SHORT PROBLEM –
Can you write out the material again, starting with the line containing "svg-text:Nov 2: Nov" and going on through the line containing "List each element", with "Living Room" swapped for "Bedroom" and everything else left as it is?

· · · · · · ·

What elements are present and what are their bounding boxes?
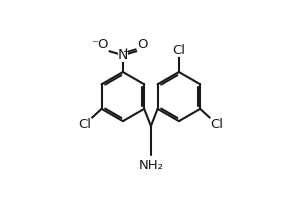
Text: O: O <box>137 38 147 50</box>
Text: NH₂: NH₂ <box>138 159 163 172</box>
Text: Cl: Cl <box>172 44 185 57</box>
Text: N: N <box>118 48 128 62</box>
Text: Cl: Cl <box>79 118 92 131</box>
Text: +: + <box>122 47 130 56</box>
Text: Cl: Cl <box>210 118 223 131</box>
Text: ⁻O: ⁻O <box>92 38 109 50</box>
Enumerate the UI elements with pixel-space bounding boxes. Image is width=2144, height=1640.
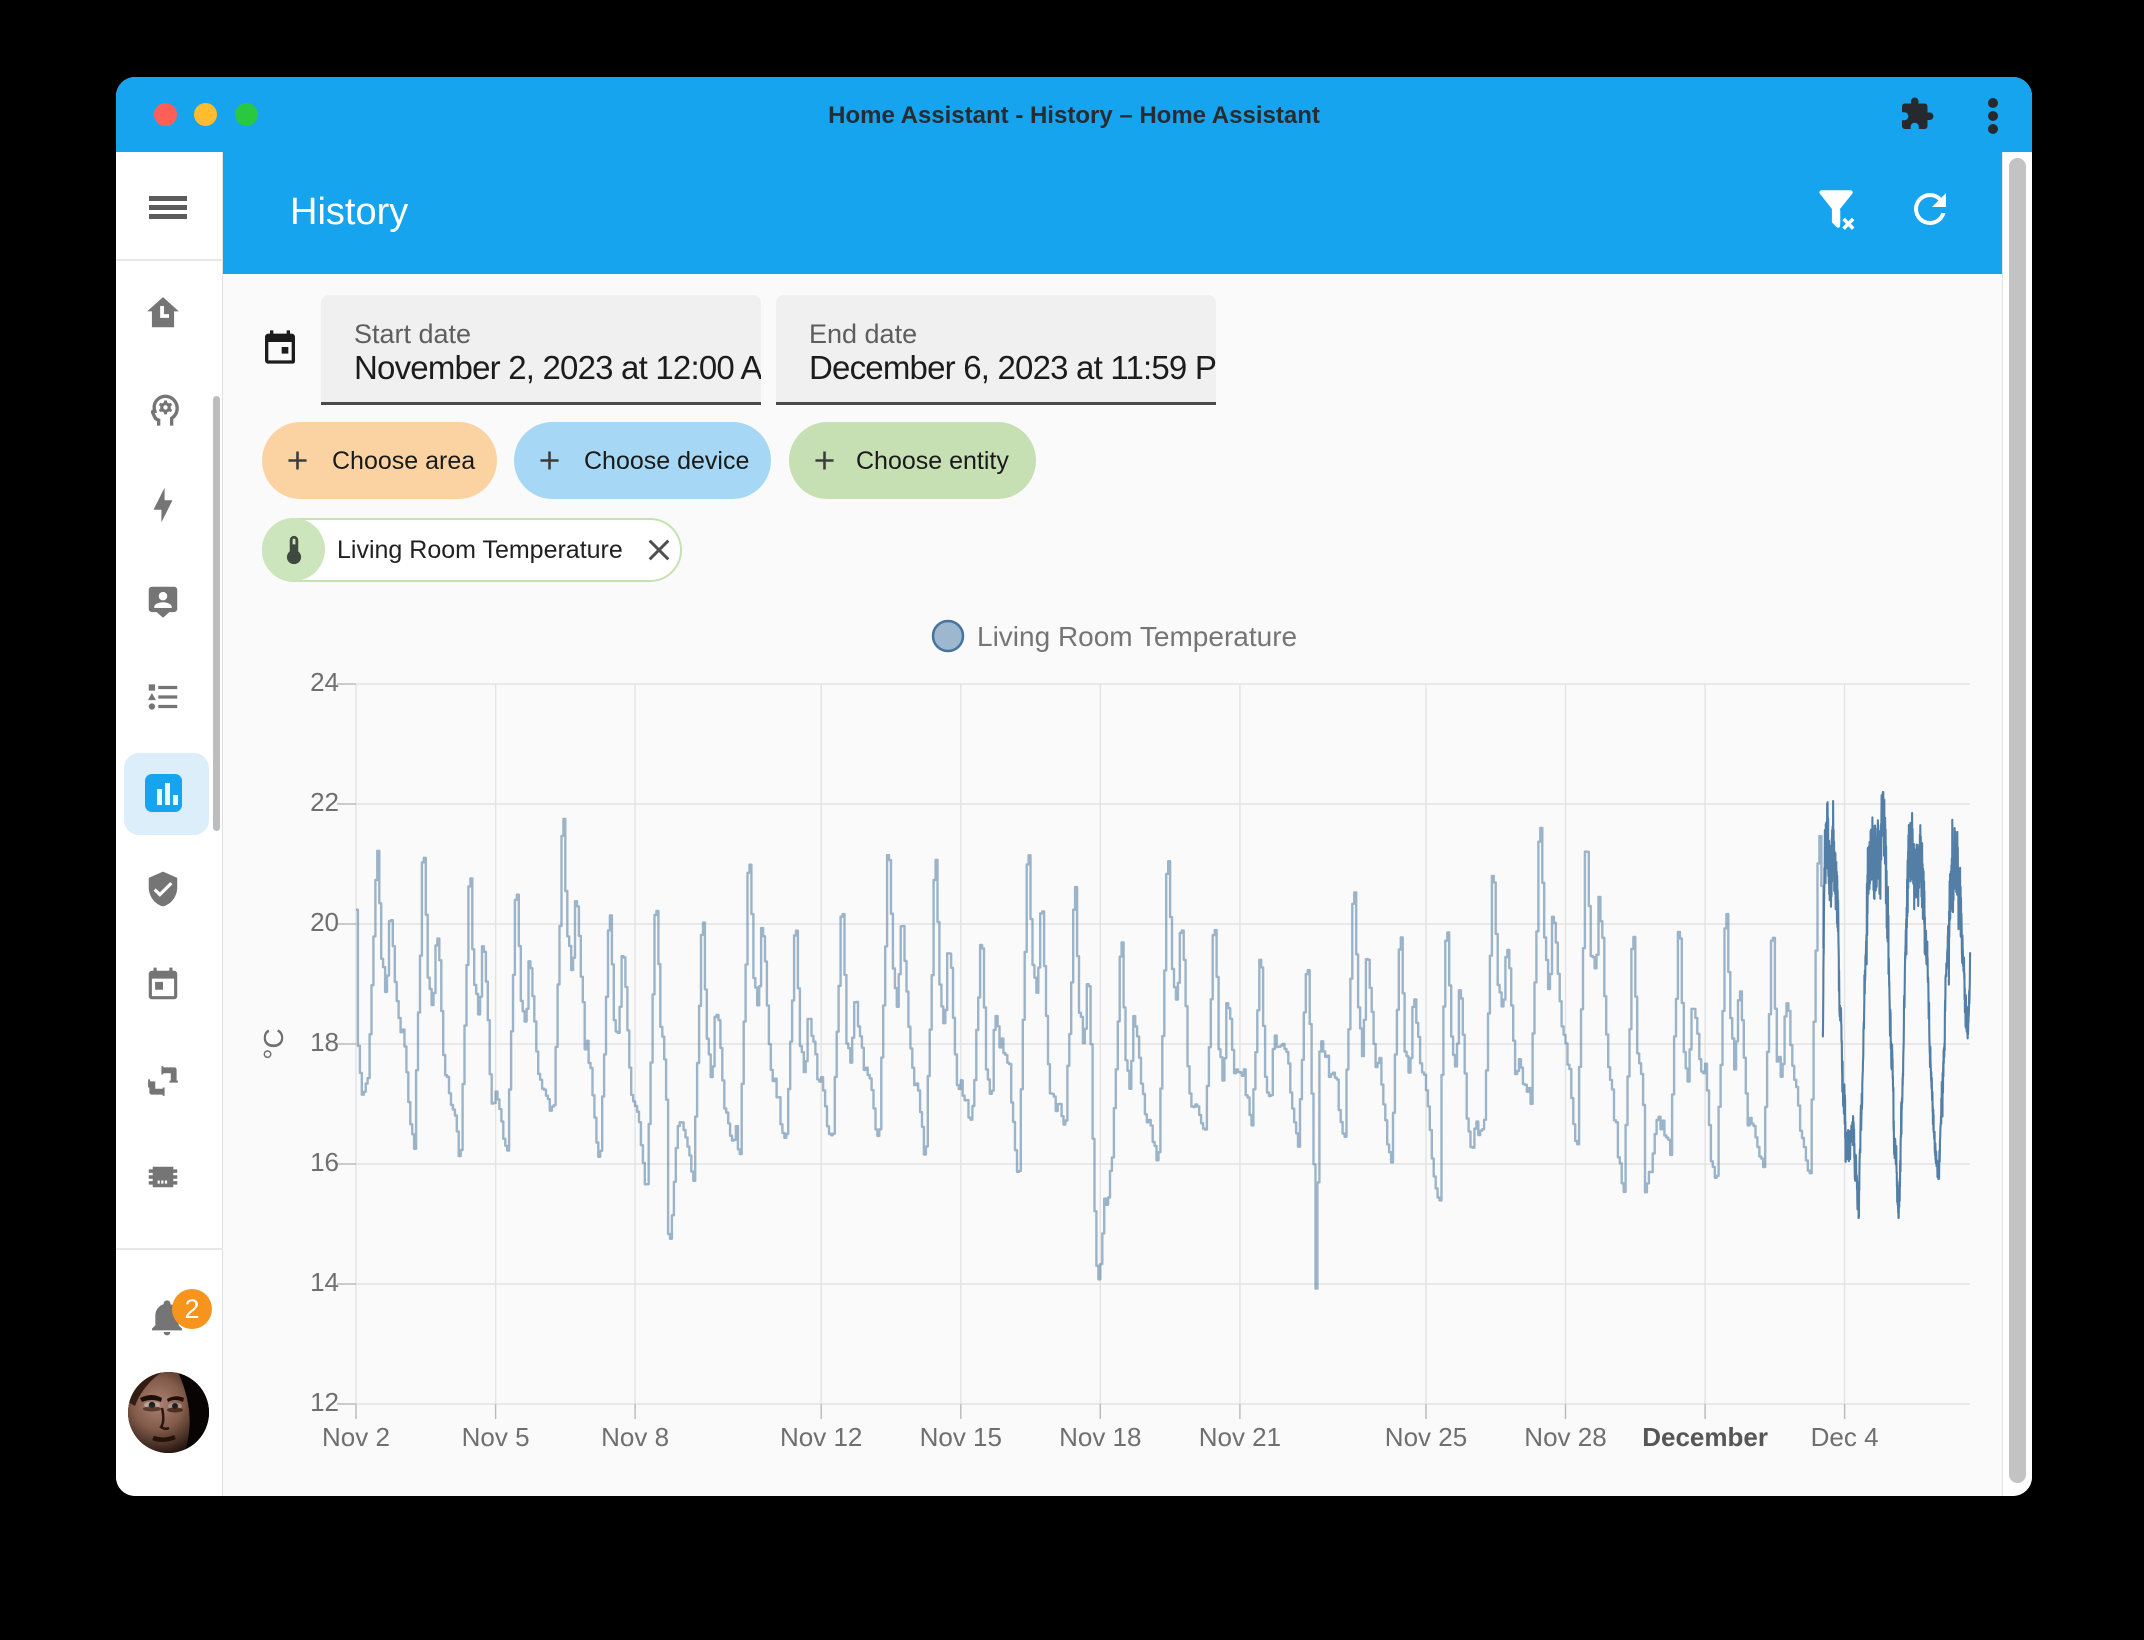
svg-text:Nov 2: Nov 2 <box>322 1422 390 1452</box>
svg-text:Nov 5: Nov 5 <box>462 1422 530 1452</box>
svg-text:Nov 18: Nov 18 <box>1059 1422 1141 1452</box>
svg-text:16: 16 <box>310 1147 339 1177</box>
svg-text:Nov 8: Nov 8 <box>601 1422 669 1452</box>
svg-text:Nov 25: Nov 25 <box>1385 1422 1467 1452</box>
svg-text:22: 22 <box>310 787 339 817</box>
svg-text:12: 12 <box>310 1387 339 1417</box>
svg-text:Nov 21: Nov 21 <box>1199 1422 1281 1452</box>
svg-text:20: 20 <box>310 907 339 937</box>
svg-text:December: December <box>1642 1422 1768 1452</box>
svg-text:°C: °C <box>258 1028 289 1059</box>
svg-text:24: 24 <box>310 667 339 697</box>
svg-text:Nov 28: Nov 28 <box>1524 1422 1606 1452</box>
svg-text:Nov 12: Nov 12 <box>780 1422 862 1452</box>
svg-text:18: 18 <box>310 1027 339 1057</box>
svg-text:Dec 4: Dec 4 <box>1811 1422 1879 1452</box>
svg-text:14: 14 <box>310 1267 339 1297</box>
svg-text:Nov 15: Nov 15 <box>920 1422 1002 1452</box>
svg-text:Living Room Temperature: Living Room Temperature <box>977 621 1297 652</box>
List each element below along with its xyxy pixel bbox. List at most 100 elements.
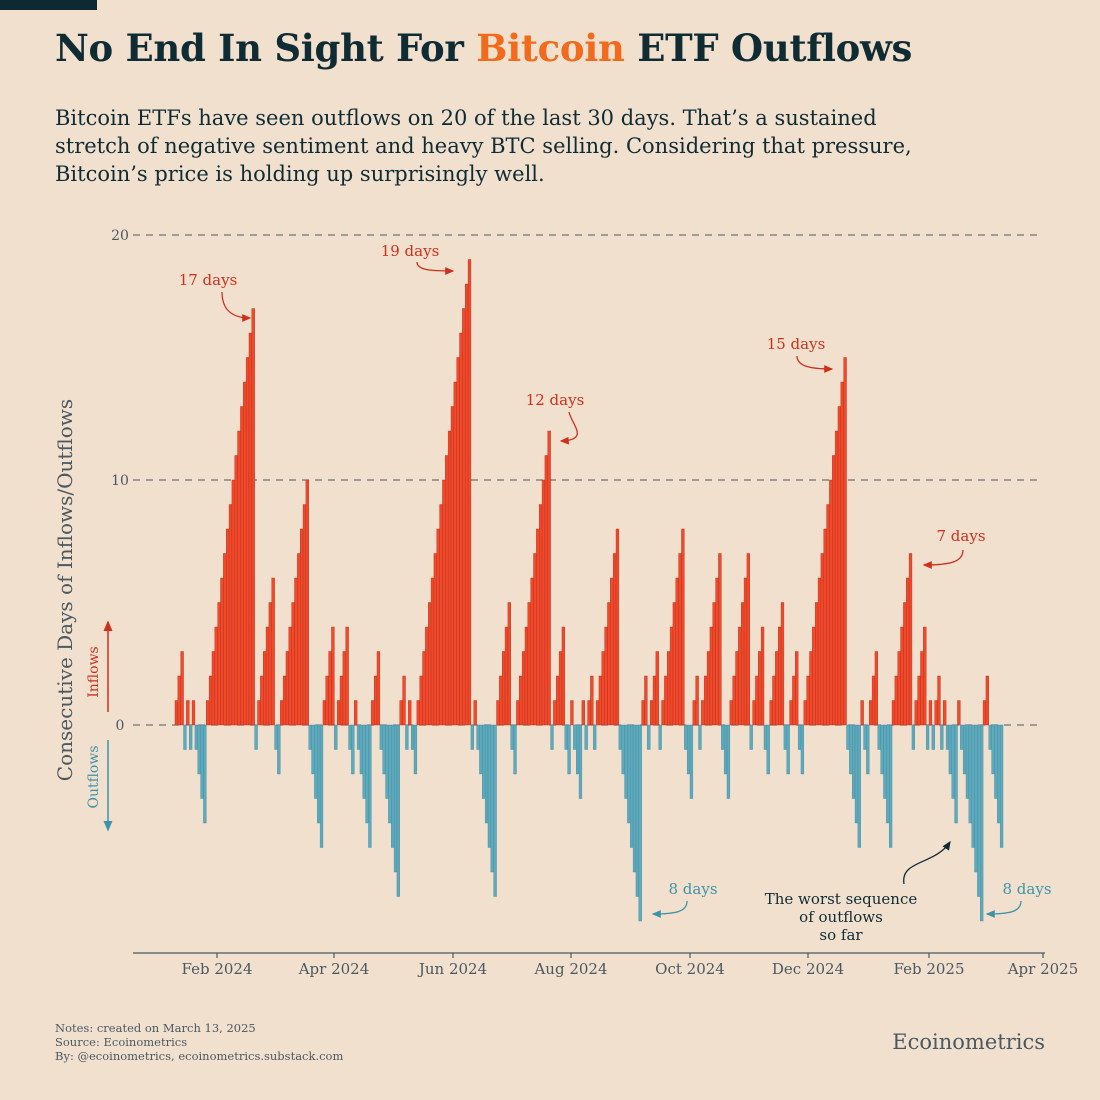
outflow-bar: [356, 724, 361, 750]
inflow-bar: [874, 651, 879, 726]
callout-line-3: so far: [819, 926, 863, 944]
outflow-bar: [763, 724, 768, 750]
inflow-bar: [354, 700, 358, 726]
outflow-bar: [393, 724, 398, 873]
inflow-bar: [675, 577, 679, 726]
outflow-bar: [365, 724, 369, 824]
outflow-bar: [194, 724, 198, 750]
outflow-bar: [470, 724, 474, 750]
inflow-bar: [644, 675, 648, 726]
inflow-bar: [180, 651, 184, 726]
inflow-bar: [587, 700, 591, 726]
annotation-arrow-icon: [796, 355, 834, 373]
inflow-bar: [268, 602, 272, 726]
outflow-bar: [311, 724, 315, 775]
outflow-bar: [783, 724, 787, 750]
inflow-bar: [436, 528, 440, 726]
annotation-17-days: 17 days: [179, 271, 238, 289]
inflow-bar: [649, 700, 654, 726]
x-tick-label: Dec 2024: [772, 960, 844, 978]
inflow-bar: [462, 308, 466, 726]
inflow-bar: [339, 675, 344, 726]
outflow-bar: [766, 724, 770, 775]
inflow-bar: [533, 553, 537, 726]
inflow-bar: [231, 479, 235, 726]
inflow-bar: [428, 602, 432, 726]
inflow-bar: [775, 651, 779, 726]
inflow-bar: [228, 504, 233, 726]
inflow-bar: [263, 651, 267, 726]
inflow-bar: [177, 675, 181, 726]
outflow-bar: [388, 724, 392, 824]
inflow-bar: [937, 675, 941, 726]
outflow-bar: [490, 724, 494, 873]
outflow-bar: [988, 724, 992, 750]
inflow-bar: [521, 651, 526, 726]
inflow-bar: [772, 675, 776, 726]
outflow-bar: [797, 724, 802, 750]
title-text-end: ETF Outflows: [624, 26, 913, 70]
annotation-8-days-sep: 8 days: [668, 880, 717, 898]
outflow-bar: [183, 724, 187, 750]
inflow-bar: [556, 675, 560, 726]
outflow-bar: [274, 724, 278, 750]
annotation-7-days: 7 days: [936, 527, 985, 545]
x-tick-label: Apr 2024: [298, 960, 370, 978]
inflow-bar: [735, 651, 739, 726]
inflow-bar: [718, 553, 722, 726]
inflow-bar: [373, 675, 378, 726]
inflow-bar: [502, 651, 506, 726]
outflow-bar: [630, 724, 634, 848]
inflow-bar: [214, 626, 218, 726]
inflow-bar: [917, 675, 921, 726]
brand-logo: Ecoinometrics: [892, 1030, 1045, 1054]
inflow-bar: [706, 651, 711, 726]
outflow-bar: [852, 724, 856, 799]
inflow-bar: [282, 675, 287, 726]
annotation-arrow-icon: [985, 900, 1022, 918]
inflow-bar: [527, 602, 531, 726]
annotation-19-days: 19 days: [381, 242, 440, 260]
outflow-bar: [513, 724, 517, 775]
inflow-bar: [516, 700, 520, 726]
outflow-bar: [482, 724, 486, 799]
outflow-bar: [573, 724, 577, 750]
outflow-bar: [351, 724, 355, 775]
inflow-bar: [704, 675, 708, 726]
inflow-bar: [294, 577, 298, 726]
inflow-bar: [823, 528, 827, 726]
inflow-bar: [837, 406, 842, 726]
outflow-bar: [578, 724, 583, 799]
outflow-bar: [621, 724, 625, 775]
inflow-bar: [692, 700, 696, 726]
inflow-bar: [795, 651, 799, 726]
inflow-bar: [174, 700, 179, 726]
notes-line: Notes: created on March 13, 2025: [55, 1021, 256, 1035]
outflow-bar: [863, 724, 867, 750]
callout-arrow-icon: [903, 840, 951, 885]
inflow-bar: [920, 651, 924, 726]
inflow-bar: [610, 577, 614, 726]
outflow-bar: [698, 724, 702, 750]
inflow-bar: [553, 700, 557, 726]
outflow-bar: [385, 724, 389, 799]
x-tick-label: Aug 2024: [533, 960, 607, 978]
outflow-bar: [391, 724, 395, 848]
outflow-bar: [308, 724, 312, 750]
outflow-bar: [994, 724, 998, 799]
outflow-bar: [888, 724, 893, 848]
inflow-bar: [248, 332, 253, 726]
outflow-bar: [593, 724, 597, 750]
inflow-bar: [672, 602, 676, 726]
x-tick-label: Apr 2025: [1007, 960, 1079, 978]
inflow-bar: [191, 700, 196, 726]
inflow-bar: [820, 553, 824, 726]
outflow-bar: [476, 724, 480, 750]
inflow-bar: [371, 700, 375, 726]
inflow-bar: [408, 700, 412, 726]
inflow-bar: [815, 602, 819, 726]
title-highlight: Bitcoin: [476, 26, 625, 70]
outflow-bar: [945, 724, 950, 750]
outflow-bar: [564, 724, 568, 750]
inflow-bar: [840, 381, 844, 726]
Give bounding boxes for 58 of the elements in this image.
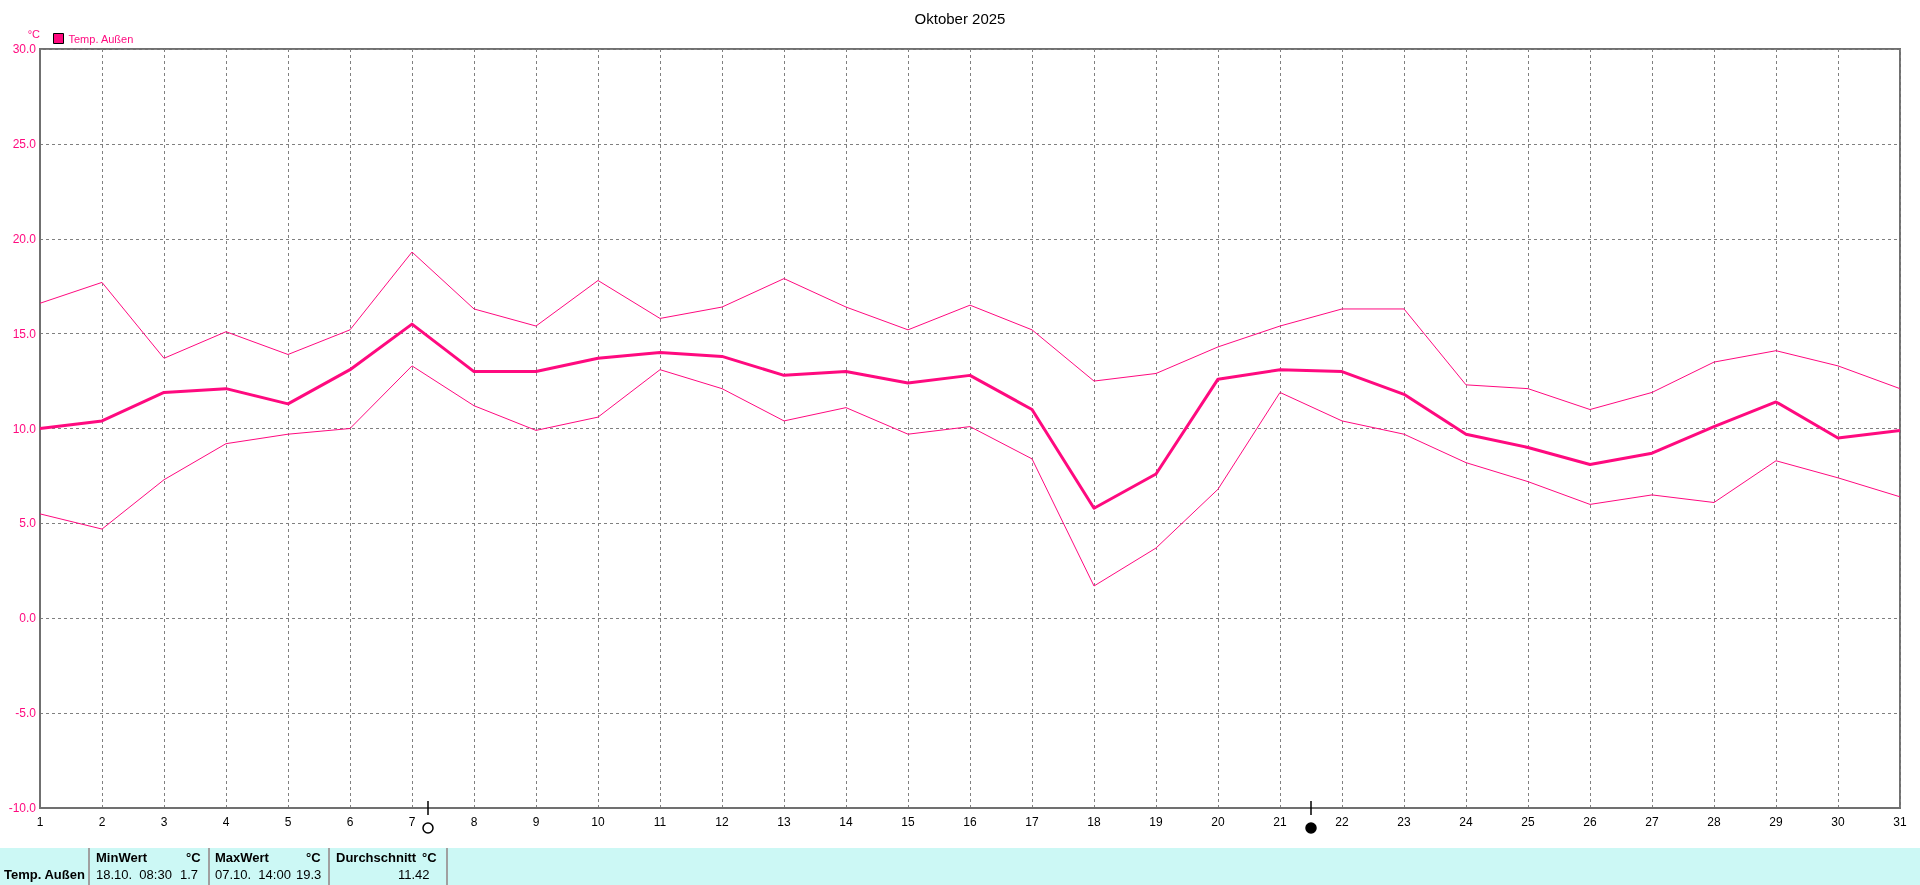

· · · · · · ·

COMPLETE ANSWER –
svg-text:Nov 2: Nov 2 <box>322 1422 390 1452</box>
svg-text:Nov 5: Nov 5 <box>462 1422 530 1452</box>
svg-text:Nov 18: Nov 18 <box>1059 1422 1141 1452</box>
svg-text:16: 16 <box>310 1147 339 1177</box>
svg-text:Nov 8: Nov 8 <box>601 1422 669 1452</box>
svg-text:Nov 25: Nov 25 <box>1385 1422 1467 1452</box>
svg-text:22: 22 <box>310 787 339 817</box>
svg-text:12: 12 <box>310 1387 339 1417</box>
svg-text:Nov 21: Nov 21 <box>1199 1422 1281 1452</box>
svg-text:20: 20 <box>310 907 339 937</box>
svg-text:December: December <box>1642 1422 1768 1452</box>
svg-text:°C: °C <box>258 1028 289 1059</box>
svg-text:24: 24 <box>310 667 339 697</box>
svg-text:Nov 28: Nov 28 <box>1524 1422 1606 1452</box>
svg-text:Nov 12: Nov 12 <box>780 1422 862 1452</box>
svg-text:18: 18 <box>310 1027 339 1057</box>
svg-text:Dec 4: Dec 4 <box>1811 1422 1879 1452</box>
svg-text:14: 14 <box>310 1267 339 1297</box>
svg-text:Nov 15: Nov 15 <box>920 1422 1002 1452</box>
svg-text:Bedroom Temperature: Bedroom Temperature <box>977 621 1297 652</box>
List each element below along with its xyxy pixel bbox. List at most 100 elements.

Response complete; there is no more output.